=== INPUT ===

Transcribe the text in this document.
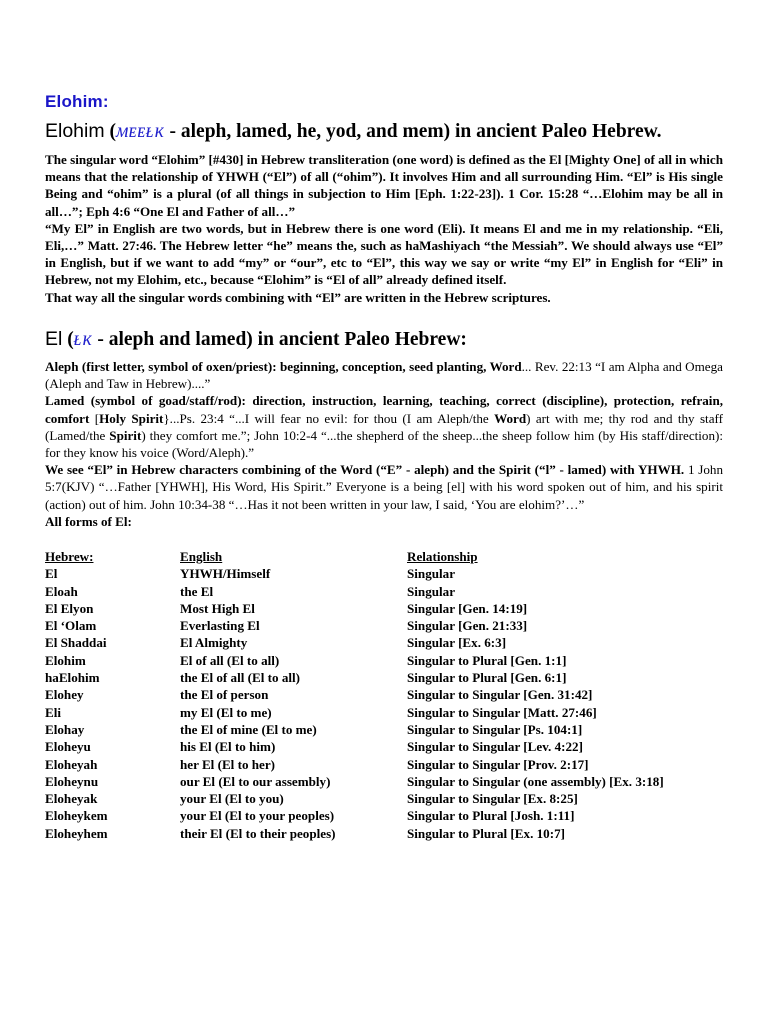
Elohim:
Elohim (ᴍᴇᴇᴌᴋ - aleph, lamed, he, yod, and mem) in ancient Paleo Hebrew.
The singular word “Elohim” [#430] in Hebrew transliteration (one word) is defined as the El [Mighty One] of all in which means that the relationship of YHWH (“El”) of all (“ohim”). It involves Him and all surrounding Him. “El” is His single Being and “ohim” is a plural (of all things in subjection to Him [Eph. 1:22-23]). 1 Cor. 15:28 “…Elohim may be all in all…”; Eph 4:6 “One El and Father of all…”
“My El” in English are two words, but in Hebrew there is one word (Eli). It means El and me in my relationship. “Eli, Eli,…” Matt. 27:46. The Hebrew letter “he” means the, such as haMashiyach “the Messiah”. We should always use “El” in English, but if we want to add “my” or “our”, etc to “El”, this way we say or write “my El” in English for “Eli” in Hebrew, not my Elohim, etc., because “Elohim” is “El of all” already defined itself.
That way all the singular words combining with “El” are written in the Hebrew scriptures.
El (ᴌᴋ - aleph and lamed) in ancient Paleo Hebrew:
Aleph (first letter, symbol of oxen/priest): beginning, conception, seed planting, Word... Rev. 22:13 “I am Alpha and Omega (Aleph and Taw in Hebrew)....”
Lamed (symbol of goad/staff/rod): direction, instruction, learning, teaching, correct (discipline), protection, refrain, comfort [Holy Spirit}...Ps. 23:4 “...I will fear no evil: for thou (I am Aleph/the Word) art with me; thy rod and thy staff (Lamed/the Spirit) they comfort me.”; John 10:2-4 “...the shepherd of the sheep...the sheep follow him (by His staff/direction): for they know his voice (Word/Aleph).”
We see “El” in Hebrew characters combining of the Word (“E” - aleph) and the Spirit (“l” - lamed) with YHWH. 1 John 5:7(KJV) “…Father [YHWH], His Word, His Spirit.” Everyone is a being [el] with his word spoken out of him, and his spirit (action) out of him. John 10:34-38 “…Has it not been written in your law, I said, ‘You are elohim?’…”
All forms of El:
Hebrew:	English	Relationship
El	YHWH/Himself	Singular
Eloah	the El	Singular
El Elyon	Most High El	Singular [Gen. 14:19]
El ‘Olam	Everlasting El	Singular [Gen. 21:33]
El Shaddai	El Almighty	Singular [Ex. 6:3]
Elohim	El of all (El to all)	Singular to Plural [Gen. 1:1]
haElohim	the El of all (El to all)	Singular to Plural [Gen. 6:1]
Elohey	the El of person	Singular to Singular [Gen. 31:42]
Eli	my El (El to me)	Singular to Singular [Matt. 27:46]
Elohay	the El of mine (El to me)	Singular to Singular [Ps. 104:1]
Eloheyu	his El (El to him)	Singular to Singular [Lev. 4:22]
Eloheyah	her El (El to her)	Singular to Singular [Prov. 2:17]
Eloheynu	our El (El to our assembly)	Singular to Singular (one assembly) [Ex. 3:18]
Eloheyak	your El (El to you)	Singular to Singular [Ex. 8:25]
Eloheykem	your El (El to your peoples)	Singular to Plural [Josh. 1:11]
Eloheyhem	their El (El to their peoples)	Singular to Plural [Ex. 10:7]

=== WHAT IS BEING ASKED ===
Leave out the pictures and output the rest of the material exactly as written.

=== WRITTEN SOLUTION ===
Transcribe the text in this document.
Elohim:
Elohim (ᴍᴇᴇᴌᴋ - aleph, lamed, he, yod, and mem) in ancient Paleo Hebrew.
The singular word “Elohim” [#430] in Hebrew transliteration (one word) is defined as the El [Mighty One] of all in which means that the relationship of YHWH (“El”) of all (“ohim”). It involves Him and all surrounding Him. “El” is His single Being and “ohim” is a plural (of all things in subjection to Him [Eph. 1:22-23]). 1 Cor. 15:28 “…Elohim may be all in all…”; Eph 4:6 “One El and Father of all…”
“My El” in English are two words, but in Hebrew there is one word (Eli). It means El and me in my relationship. “Eli, Eli,…” Matt. 27:46. The Hebrew letter “he” means the, such as haMashiyach “the Messiah”. We should always use “El” in English, but if we want to add “my” or “our”, etc to “El”, this way we say or write “my El” in English for “Eli” in Hebrew, not my Elohim, etc., because “Elohim” is “El of all” already defined itself.
That way all the singular words combining with “El” are written in the Hebrew scriptures.
El (ᴌᴋ - aleph and lamed) in ancient Paleo Hebrew:
Aleph (first letter, symbol of oxen/priest): beginning, conception, seed planting, Word... Rev. 22:13 “I am Alpha and Omega (Aleph and Taw in Hebrew)....”
Lamed (symbol of goad/staff/rod): direction, instruction, learning, teaching, correct (discipline), protection, refrain, comfort [Holy Spirit}...Ps. 23:4 “...I will fear no evil: for thou (I am Aleph/the Word) art with me; thy rod and thy staff (Lamed/the Spirit) they comfort me.”; John 10:2-4 “...the shepherd of the sheep...the sheep follow him (by His staff/direction): for they know his voice (Word/Aleph).”
We see “El” in Hebrew characters combining of the Word (“E” - aleph) and the Spirit (“l” - lamed) with YHWH. 1 John 5:7(KJV) “…Father [YHWH], His Word, His Spirit.” Everyone is a being [el] with his word spoken out of him, and his spirit (action) out of him. John 10:34-38 “…Has it not been written in your law, I said, ‘You are elohim?’…”
All forms of El:
Hebrew:	English	Relationship
El	YHWH/Himself	Singular
Eloah	the El	Singular
El Elyon	Most High El	Singular [Gen. 14:19]
El ‘Olam	Everlasting El	Singular [Gen. 21:33]
El Shaddai	El Almighty	Singular [Ex. 6:3]
Elohim	El of all (El to all)	Singular to Plural [Gen. 1:1]
haElohim	the El of all (El to all)	Singular to Plural [Gen. 6:1]
Elohey	the El of person	Singular to Singular [Gen. 31:42]
Eli	my El (El to me)	Singular to Singular [Matt. 27:46]
Elohay	the El of mine (El to me)	Singular to Singular [Ps. 104:1]
Eloheyu	his El (El to him)	Singular to Singular [Lev. 4:22]
Eloheyah	her El (El to her)	Singular to Singular [Prov. 2:17]
Eloheynu	our El (El to our assembly)	Singular to Singular (one assembly) [Ex. 3:18]
Eloheyak	your El (El to you)	Singular to Singular [Ex. 8:25]
Eloheykem	your El (El to your peoples)	Singular to Plural [Josh. 1:11]
Eloheyhem	their El (El to their peoples)	Singular to Plural [Ex. 10:7]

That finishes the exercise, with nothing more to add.